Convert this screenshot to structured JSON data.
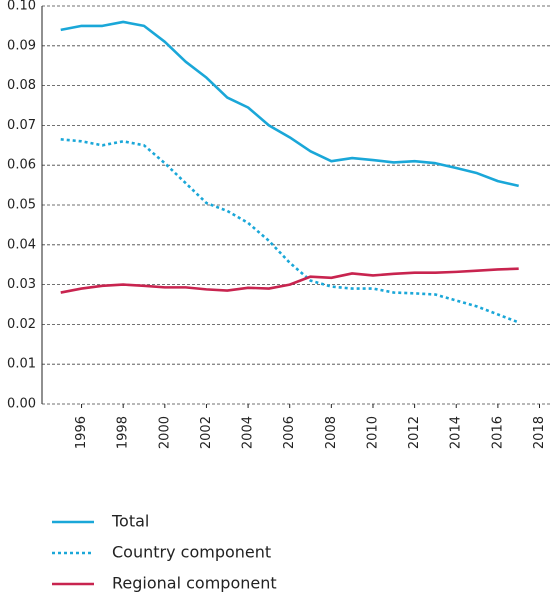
{
  "chart_data": {
    "type": "line",
    "x": [
      1995,
      1996,
      1997,
      1998,
      1999,
      2000,
      2001,
      2002,
      2003,
      2004,
      2005,
      2006,
      2007,
      2008,
      2009,
      2010,
      2011,
      2012,
      2013,
      2014,
      2015,
      2016,
      2017
    ],
    "series": [
      {
        "name": "Total",
        "color": "#1aa7d8",
        "style": "solid",
        "values": [
          0.094,
          0.095,
          0.095,
          0.096,
          0.095,
          0.091,
          0.086,
          0.082,
          0.077,
          0.0745,
          0.07,
          0.067,
          0.0635,
          0.061,
          0.0618,
          0.0613,
          0.0607,
          0.061,
          0.0605,
          0.0593,
          0.058,
          0.056,
          0.0548
        ]
      },
      {
        "name": "Country component",
        "color": "#1aa7d8",
        "style": "dotted",
        "values": [
          0.0665,
          0.066,
          0.065,
          0.066,
          0.065,
          0.0605,
          0.0555,
          0.0505,
          0.0485,
          0.0455,
          0.041,
          0.0355,
          0.031,
          0.0295,
          0.029,
          0.029,
          0.028,
          0.0278,
          0.0275,
          0.026,
          0.0245,
          0.0225,
          0.0205
        ]
      },
      {
        "name": "Regional component",
        "color": "#c8244f",
        "style": "solid",
        "values": [
          0.028,
          0.029,
          0.0297,
          0.03,
          0.0297,
          0.0293,
          0.0293,
          0.0288,
          0.0285,
          0.0292,
          0.029,
          0.03,
          0.032,
          0.0317,
          0.0328,
          0.0323,
          0.0327,
          0.033,
          0.033,
          0.0332,
          0.0335,
          0.0338,
          0.034
        ]
      }
    ],
    "xlim": [
      1994.1,
      2018.6
    ],
    "xticks": [
      1996,
      1998,
      2000,
      2002,
      2004,
      2006,
      2008,
      2010,
      2012,
      2014,
      2016,
      2018
    ],
    "ylim": [
      0,
      0.1
    ],
    "yticks": [
      {
        "value": 0,
        "label": "0.00"
      },
      {
        "value": 0.01,
        "label": "0.01"
      },
      {
        "value": 0.02,
        "label": "0.02"
      },
      {
        "value": 0.03,
        "label": "0.03"
      },
      {
        "value": 0.04,
        "label": "0.04"
      },
      {
        "value": 0.05,
        "label": "0.05"
      },
      {
        "value": 0.06,
        "label": "0.06"
      },
      {
        "value": 0.07,
        "label": "0.07"
      },
      {
        "value": 0.08,
        "label": "0.08"
      },
      {
        "value": 0.09,
        "label": "0.09"
      },
      {
        "value": 0.1,
        "label": "0.10"
      }
    ],
    "grid": true
  }
}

=====

■ EXERCISE ■
Lines of the material that contain the word "label" are to be gathered.

■ SOLUTION TO THIS PROBLEM ■
        "label": "0.00"
        "label": "0.01"
        "label": "0.02"
        "label": "0.03"
        "label": "0.04"
        "label": "0.05"
        "label": "0.06"
        "label": "0.07"
        "label": "0.08"
        "label": "0.09"
        "label": "0.10"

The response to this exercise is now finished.